_Selection:_
**********

How Do We Understand?

“In Flanders Fields the poppies blow/  Between the crosses, row on row,/ That mark our place; and in the sky/ The larks, still bravely singing, fly/ Scarce heard amid the guns below.                                   

 

We are the Dead. Short days ago/ We lived, felt dawn, saw sunset glow,/ Loved and were loved, and now we lie/ In Flanders fields.                                                                                                        

Take up our quarrel with the foe:/ To you from failing hands we throw/ The torch; be yours to hold it high./ If ye break faith with us who die/ We shall not sleep, though poppies grow/ In Flanders fields.”                                                                                                                                                                                                          -John McCrae, 1872-1918                                                                                                                                                                            

I was 22 in 1963 when President John Kennedy was assassinated. I was 29 when Dr. Martin Luther King, Jr., was likewise assassinated. They had been the two voices of hope for my generation who were going to remake the world as we knew it.

**********

_Task requirements:_
Answer these questions from the selection, each on its own line and marked as shown:
(a) Which birds are flying in the sky in the poem?
(b) What do the dead throw from failing hands?
(c) How old was the writer when President John Kennedy was assassinated?
The records have no connection to the selection.

Element region lists:

**********

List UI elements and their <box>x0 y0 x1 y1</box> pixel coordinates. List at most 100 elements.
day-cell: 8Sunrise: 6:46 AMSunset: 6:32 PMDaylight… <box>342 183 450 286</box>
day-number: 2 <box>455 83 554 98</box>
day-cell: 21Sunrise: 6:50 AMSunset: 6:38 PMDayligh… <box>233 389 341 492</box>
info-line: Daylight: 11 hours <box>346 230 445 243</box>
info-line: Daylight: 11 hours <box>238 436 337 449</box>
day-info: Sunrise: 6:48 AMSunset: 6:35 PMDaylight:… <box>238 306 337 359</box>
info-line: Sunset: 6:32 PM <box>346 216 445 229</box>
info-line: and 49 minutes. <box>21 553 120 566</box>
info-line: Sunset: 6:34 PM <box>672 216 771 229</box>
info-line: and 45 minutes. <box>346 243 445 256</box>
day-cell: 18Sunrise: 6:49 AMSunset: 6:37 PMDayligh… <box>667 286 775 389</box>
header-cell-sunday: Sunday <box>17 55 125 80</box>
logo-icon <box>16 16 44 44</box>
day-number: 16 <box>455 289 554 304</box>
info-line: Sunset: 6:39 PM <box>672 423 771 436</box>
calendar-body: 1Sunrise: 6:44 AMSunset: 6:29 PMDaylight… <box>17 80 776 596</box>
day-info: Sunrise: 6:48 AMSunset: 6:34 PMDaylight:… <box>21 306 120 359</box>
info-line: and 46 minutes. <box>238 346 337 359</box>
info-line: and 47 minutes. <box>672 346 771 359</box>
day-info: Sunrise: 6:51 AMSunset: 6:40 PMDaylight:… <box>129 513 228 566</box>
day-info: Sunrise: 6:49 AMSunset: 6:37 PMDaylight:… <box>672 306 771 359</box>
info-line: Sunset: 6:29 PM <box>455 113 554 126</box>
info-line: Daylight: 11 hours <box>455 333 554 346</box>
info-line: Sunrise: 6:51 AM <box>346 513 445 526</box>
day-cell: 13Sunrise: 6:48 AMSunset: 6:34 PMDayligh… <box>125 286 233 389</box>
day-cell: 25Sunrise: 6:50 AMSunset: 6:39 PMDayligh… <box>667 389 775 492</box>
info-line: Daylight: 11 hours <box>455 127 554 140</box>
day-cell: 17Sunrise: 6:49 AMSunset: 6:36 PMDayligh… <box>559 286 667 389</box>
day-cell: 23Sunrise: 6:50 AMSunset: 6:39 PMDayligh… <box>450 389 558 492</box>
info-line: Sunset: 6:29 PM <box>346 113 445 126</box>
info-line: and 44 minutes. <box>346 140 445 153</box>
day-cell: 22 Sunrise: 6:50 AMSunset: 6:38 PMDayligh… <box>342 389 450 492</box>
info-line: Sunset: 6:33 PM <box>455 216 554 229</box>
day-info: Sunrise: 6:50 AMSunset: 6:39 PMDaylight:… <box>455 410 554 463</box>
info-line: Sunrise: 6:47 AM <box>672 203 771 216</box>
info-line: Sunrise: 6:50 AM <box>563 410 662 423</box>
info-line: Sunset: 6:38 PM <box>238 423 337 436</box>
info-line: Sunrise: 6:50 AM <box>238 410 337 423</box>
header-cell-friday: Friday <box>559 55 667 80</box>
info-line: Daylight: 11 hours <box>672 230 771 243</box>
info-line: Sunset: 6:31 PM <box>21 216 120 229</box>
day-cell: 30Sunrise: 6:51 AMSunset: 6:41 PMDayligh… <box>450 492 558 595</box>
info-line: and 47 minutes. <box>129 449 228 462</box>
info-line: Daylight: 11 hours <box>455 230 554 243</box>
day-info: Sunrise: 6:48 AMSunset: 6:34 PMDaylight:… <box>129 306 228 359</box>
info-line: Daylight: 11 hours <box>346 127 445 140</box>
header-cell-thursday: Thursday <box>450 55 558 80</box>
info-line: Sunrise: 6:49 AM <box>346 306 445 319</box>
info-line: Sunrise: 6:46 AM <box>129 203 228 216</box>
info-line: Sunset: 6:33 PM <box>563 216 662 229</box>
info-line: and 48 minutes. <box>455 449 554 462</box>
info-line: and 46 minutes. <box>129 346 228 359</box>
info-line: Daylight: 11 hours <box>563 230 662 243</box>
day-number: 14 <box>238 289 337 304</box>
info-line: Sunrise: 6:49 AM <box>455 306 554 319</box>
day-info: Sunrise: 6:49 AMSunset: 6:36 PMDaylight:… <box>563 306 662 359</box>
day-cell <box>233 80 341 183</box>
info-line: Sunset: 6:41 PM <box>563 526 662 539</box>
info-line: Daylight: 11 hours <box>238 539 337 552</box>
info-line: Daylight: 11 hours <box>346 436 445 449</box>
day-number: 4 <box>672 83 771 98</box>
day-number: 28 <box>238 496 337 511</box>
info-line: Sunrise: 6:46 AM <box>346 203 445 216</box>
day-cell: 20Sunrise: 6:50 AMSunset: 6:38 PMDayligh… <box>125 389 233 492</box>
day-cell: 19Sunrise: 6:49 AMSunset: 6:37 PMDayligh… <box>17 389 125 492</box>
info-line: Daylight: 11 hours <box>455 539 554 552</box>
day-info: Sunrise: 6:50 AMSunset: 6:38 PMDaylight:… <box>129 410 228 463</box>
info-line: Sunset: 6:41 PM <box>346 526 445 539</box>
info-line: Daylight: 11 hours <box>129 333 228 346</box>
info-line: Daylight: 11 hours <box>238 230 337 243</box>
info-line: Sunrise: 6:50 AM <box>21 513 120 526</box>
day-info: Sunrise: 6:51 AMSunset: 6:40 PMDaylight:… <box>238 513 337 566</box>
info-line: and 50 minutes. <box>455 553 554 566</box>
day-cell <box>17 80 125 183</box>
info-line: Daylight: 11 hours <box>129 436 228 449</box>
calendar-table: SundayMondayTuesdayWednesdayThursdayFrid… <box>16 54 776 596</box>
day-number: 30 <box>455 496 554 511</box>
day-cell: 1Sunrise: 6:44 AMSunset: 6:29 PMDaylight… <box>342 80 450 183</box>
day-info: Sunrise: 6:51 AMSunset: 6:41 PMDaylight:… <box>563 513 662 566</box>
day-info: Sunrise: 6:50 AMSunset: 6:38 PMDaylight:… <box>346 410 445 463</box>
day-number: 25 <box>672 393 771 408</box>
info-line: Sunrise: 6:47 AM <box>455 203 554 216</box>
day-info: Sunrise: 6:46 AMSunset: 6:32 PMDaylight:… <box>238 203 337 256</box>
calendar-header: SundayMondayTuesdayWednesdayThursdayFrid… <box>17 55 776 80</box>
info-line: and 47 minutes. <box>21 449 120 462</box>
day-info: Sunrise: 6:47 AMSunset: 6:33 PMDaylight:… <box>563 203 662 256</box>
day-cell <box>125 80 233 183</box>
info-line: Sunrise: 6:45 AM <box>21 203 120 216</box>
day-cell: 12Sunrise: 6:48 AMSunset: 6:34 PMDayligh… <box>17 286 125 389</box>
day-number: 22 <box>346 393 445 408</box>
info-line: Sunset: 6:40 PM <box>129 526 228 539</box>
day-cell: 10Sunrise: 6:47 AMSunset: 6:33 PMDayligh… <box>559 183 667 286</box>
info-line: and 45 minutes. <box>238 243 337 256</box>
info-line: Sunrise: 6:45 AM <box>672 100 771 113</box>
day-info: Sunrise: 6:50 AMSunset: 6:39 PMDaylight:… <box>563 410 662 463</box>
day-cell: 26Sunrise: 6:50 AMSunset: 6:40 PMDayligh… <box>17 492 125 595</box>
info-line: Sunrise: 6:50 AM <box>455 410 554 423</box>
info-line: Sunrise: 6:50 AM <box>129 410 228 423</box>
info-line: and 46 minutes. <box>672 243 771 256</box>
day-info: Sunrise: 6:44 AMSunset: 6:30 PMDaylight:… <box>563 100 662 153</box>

**********

_Complete answer:_
(a) Larks
(b) The torch
(c) 22